---------- Data for this task

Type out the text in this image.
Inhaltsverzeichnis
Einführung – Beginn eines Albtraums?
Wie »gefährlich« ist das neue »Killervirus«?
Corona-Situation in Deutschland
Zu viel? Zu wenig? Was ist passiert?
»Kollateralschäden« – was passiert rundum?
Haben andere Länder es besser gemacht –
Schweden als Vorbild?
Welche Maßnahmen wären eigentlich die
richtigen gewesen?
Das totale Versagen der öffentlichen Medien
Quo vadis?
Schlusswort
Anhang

--------------------

Assignment:
Each entry above needs to be output exactly.

Problem solution:
Type out the text in this image.
Inhaltsverzeichnis
Einführung – Beginn eines Albtraums?
Wie »gefährlich« ist das neue »Killervirus«?
Corona-Situation in Deutschland
Zu viel? Zu wenig? Was ist passiert?
»Kollateralschäden« – was passiert rundum?
Haben andere Länder es besser gemacht –
Schweden als Vorbild?
Welche Maßnahmen wären eigentlich die
richtigen gewesen?
Das totale Versagen der öffentlichen Medien
Quo vadis?
Schlusswort
Anhang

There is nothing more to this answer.